## [Stated task]
Check each line of the material below for "Autori", then copy the ones that contain it.

- - - -

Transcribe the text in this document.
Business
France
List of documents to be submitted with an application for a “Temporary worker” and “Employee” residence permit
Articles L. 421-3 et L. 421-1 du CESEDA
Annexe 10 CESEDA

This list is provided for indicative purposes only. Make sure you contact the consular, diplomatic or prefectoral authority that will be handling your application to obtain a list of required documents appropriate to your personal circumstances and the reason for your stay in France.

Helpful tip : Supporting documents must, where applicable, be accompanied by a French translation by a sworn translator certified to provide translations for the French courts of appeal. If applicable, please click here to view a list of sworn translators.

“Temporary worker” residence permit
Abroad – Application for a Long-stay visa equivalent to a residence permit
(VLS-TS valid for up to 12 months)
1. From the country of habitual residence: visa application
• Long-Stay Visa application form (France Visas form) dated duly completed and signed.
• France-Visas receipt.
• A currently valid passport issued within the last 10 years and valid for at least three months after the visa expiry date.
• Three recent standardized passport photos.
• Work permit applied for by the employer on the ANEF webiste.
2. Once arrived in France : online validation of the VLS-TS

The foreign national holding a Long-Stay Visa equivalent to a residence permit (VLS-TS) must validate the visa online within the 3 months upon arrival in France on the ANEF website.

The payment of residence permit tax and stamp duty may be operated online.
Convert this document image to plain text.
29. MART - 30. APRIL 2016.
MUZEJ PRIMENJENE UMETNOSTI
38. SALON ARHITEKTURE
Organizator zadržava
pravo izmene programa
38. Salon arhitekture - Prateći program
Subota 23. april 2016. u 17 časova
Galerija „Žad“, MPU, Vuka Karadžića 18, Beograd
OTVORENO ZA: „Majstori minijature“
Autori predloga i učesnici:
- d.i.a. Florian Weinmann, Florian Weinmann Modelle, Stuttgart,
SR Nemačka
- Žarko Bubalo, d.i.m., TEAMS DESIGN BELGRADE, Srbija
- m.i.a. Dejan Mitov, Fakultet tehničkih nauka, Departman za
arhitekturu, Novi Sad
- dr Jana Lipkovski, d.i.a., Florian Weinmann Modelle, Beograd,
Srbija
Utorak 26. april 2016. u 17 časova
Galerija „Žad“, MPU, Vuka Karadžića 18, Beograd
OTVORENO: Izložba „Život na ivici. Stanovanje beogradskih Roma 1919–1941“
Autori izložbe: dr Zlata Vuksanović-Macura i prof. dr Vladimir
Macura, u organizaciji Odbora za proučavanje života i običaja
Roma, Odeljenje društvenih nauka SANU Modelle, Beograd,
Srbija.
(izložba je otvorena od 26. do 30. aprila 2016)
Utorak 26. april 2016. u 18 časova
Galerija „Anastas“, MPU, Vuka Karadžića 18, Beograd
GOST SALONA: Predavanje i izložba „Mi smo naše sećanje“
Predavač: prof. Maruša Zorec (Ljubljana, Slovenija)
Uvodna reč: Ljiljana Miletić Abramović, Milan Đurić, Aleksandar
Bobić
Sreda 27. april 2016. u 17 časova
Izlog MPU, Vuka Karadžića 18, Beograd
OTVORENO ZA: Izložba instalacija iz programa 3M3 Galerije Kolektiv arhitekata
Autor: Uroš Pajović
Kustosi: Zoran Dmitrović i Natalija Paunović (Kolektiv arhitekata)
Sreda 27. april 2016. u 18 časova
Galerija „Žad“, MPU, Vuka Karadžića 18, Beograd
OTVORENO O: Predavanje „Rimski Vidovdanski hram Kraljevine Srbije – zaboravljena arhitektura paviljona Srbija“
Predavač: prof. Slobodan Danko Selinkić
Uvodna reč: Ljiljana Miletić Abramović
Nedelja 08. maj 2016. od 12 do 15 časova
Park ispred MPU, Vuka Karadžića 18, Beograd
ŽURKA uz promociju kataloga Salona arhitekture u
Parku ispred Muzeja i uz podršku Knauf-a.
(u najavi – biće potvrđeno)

- - - -

## [Expected answer]
Autori predloga i učesnici:
Autori izložbe: dr Zlata Vuksanović-Macura i prof. dr Vladimir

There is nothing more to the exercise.